• _What is being asked_: Find the number of lines in these records where the word "color" appears. Reply with that number and nothing more.

(Dataset listings of figures)
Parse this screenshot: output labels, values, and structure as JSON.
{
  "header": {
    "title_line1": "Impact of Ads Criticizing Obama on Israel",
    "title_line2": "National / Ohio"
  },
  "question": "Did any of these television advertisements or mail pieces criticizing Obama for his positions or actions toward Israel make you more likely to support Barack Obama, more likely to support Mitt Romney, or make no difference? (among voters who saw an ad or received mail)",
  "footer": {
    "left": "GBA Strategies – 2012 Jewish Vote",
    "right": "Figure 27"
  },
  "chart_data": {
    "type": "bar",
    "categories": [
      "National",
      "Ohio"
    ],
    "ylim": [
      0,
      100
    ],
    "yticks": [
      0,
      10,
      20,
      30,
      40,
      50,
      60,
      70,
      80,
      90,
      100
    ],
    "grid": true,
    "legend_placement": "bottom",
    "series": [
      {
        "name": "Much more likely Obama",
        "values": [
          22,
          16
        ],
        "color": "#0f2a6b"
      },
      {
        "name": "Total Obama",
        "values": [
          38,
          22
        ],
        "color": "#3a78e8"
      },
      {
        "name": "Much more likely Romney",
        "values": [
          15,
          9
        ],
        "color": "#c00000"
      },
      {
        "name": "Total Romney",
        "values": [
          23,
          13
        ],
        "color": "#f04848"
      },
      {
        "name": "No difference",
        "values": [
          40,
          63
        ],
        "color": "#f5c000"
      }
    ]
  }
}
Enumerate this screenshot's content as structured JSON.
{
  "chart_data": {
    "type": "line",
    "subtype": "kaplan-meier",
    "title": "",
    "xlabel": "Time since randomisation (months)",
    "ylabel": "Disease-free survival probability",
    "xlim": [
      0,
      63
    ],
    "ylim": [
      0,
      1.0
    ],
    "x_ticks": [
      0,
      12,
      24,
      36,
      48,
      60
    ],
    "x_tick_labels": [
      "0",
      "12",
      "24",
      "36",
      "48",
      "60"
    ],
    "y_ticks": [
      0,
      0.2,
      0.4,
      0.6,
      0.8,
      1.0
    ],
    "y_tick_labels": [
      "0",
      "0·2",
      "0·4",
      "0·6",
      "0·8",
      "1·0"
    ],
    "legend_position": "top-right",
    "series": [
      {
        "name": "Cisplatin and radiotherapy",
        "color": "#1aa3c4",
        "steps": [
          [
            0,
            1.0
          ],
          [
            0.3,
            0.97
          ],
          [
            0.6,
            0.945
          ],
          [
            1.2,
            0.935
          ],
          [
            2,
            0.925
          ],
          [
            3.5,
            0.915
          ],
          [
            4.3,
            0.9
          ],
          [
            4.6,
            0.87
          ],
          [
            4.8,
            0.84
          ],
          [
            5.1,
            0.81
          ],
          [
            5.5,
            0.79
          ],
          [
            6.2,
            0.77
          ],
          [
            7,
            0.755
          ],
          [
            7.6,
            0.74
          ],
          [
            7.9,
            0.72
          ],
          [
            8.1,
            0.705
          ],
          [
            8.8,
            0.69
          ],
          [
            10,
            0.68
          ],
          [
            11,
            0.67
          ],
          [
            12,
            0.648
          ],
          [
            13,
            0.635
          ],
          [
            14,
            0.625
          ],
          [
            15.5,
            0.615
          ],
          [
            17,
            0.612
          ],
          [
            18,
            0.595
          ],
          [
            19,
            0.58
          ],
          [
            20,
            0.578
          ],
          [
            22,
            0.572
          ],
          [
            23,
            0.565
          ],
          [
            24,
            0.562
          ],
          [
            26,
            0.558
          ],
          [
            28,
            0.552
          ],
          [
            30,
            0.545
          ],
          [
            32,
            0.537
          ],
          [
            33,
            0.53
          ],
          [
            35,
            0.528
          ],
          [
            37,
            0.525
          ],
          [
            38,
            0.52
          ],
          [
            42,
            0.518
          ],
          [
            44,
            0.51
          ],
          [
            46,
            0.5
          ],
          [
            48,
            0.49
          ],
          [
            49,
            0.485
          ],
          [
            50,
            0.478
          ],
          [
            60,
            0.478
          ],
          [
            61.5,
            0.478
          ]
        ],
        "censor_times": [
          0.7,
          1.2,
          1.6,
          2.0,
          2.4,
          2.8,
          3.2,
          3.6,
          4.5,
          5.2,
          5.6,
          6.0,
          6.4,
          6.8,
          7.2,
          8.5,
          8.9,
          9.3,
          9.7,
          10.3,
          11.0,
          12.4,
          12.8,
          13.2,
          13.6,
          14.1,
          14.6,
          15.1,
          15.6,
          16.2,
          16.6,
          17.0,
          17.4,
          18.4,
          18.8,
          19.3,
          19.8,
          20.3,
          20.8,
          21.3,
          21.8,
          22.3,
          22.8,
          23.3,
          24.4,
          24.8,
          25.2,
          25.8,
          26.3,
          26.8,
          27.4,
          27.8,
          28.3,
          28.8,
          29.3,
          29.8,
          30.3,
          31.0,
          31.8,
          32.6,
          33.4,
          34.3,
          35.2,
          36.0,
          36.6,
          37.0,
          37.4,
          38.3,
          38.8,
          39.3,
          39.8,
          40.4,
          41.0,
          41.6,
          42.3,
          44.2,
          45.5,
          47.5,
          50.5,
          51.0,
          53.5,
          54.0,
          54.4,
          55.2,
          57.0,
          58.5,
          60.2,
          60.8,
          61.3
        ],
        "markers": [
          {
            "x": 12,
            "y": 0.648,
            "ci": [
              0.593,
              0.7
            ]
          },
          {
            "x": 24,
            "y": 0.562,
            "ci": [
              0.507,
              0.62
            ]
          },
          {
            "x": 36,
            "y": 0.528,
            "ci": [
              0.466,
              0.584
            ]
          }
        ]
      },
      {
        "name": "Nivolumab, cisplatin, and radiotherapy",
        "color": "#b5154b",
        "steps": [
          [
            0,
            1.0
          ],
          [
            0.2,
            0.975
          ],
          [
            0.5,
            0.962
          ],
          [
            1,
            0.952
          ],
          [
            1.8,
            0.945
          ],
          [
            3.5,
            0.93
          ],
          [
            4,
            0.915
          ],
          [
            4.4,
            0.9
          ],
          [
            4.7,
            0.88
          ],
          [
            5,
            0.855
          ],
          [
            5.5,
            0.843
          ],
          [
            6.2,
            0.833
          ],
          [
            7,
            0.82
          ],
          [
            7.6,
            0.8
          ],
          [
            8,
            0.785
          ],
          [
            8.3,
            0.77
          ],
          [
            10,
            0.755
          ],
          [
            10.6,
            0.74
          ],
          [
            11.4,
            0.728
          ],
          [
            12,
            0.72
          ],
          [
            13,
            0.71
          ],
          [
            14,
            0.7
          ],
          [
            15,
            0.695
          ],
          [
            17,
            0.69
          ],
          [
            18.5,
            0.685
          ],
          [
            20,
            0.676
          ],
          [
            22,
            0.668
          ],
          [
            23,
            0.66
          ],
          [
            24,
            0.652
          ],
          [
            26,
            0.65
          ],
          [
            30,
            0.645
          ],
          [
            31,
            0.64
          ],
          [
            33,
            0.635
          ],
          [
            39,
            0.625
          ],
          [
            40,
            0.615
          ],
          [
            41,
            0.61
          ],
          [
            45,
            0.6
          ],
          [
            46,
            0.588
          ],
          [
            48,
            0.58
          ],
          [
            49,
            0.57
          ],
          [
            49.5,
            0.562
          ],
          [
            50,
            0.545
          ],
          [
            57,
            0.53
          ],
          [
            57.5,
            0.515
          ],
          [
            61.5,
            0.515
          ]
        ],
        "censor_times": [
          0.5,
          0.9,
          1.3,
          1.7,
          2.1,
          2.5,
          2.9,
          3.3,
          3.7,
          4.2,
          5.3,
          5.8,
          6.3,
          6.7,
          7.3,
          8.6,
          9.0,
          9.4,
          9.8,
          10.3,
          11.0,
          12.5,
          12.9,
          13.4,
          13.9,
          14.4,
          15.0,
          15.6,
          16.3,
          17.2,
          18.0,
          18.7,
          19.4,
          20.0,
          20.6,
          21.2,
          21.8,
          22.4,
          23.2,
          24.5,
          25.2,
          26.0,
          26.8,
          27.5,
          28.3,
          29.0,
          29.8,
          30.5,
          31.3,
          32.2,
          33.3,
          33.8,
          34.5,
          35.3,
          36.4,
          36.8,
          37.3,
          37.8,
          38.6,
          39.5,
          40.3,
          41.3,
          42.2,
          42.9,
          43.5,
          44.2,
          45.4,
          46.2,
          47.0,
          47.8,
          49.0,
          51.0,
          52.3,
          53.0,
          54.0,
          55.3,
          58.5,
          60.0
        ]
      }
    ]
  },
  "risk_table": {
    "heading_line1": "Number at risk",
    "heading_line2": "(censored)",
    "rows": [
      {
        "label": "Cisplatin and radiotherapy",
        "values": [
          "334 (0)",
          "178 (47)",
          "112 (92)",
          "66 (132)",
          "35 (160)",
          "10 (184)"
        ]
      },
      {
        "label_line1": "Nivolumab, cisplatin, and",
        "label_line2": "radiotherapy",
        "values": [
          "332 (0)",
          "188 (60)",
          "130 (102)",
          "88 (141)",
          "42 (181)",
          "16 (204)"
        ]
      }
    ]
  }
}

• _Solution for this problem_: 7